### YOUR INSTRUCTIONS
Your task is to copy every line of this material exactly.

* Begin DATA TO USE *

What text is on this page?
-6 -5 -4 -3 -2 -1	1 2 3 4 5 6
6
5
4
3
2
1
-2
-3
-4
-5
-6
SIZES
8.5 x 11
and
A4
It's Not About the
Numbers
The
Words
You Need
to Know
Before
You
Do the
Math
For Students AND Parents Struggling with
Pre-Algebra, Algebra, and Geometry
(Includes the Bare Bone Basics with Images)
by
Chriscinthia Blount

* End DATA TO USE *

### RESULT OF THE EXERCISE
What text is on this page?
-6 -5 -4 -3 -2 -1	1 2 3 4 5 6
6
5
4
3
2
1
-2
-3
-4
-5
-6
SIZES
8.5 x 11
and
A4
It's Not About the
Numbers
The
Words
You Need
to Know
Before
You
Do the
Math
For Students AND Parents Struggling with
Pre-Algebra, Algebra, and Geometry
(Includes the Bare Bone Basics with Images)
by
Chriscinthia Blount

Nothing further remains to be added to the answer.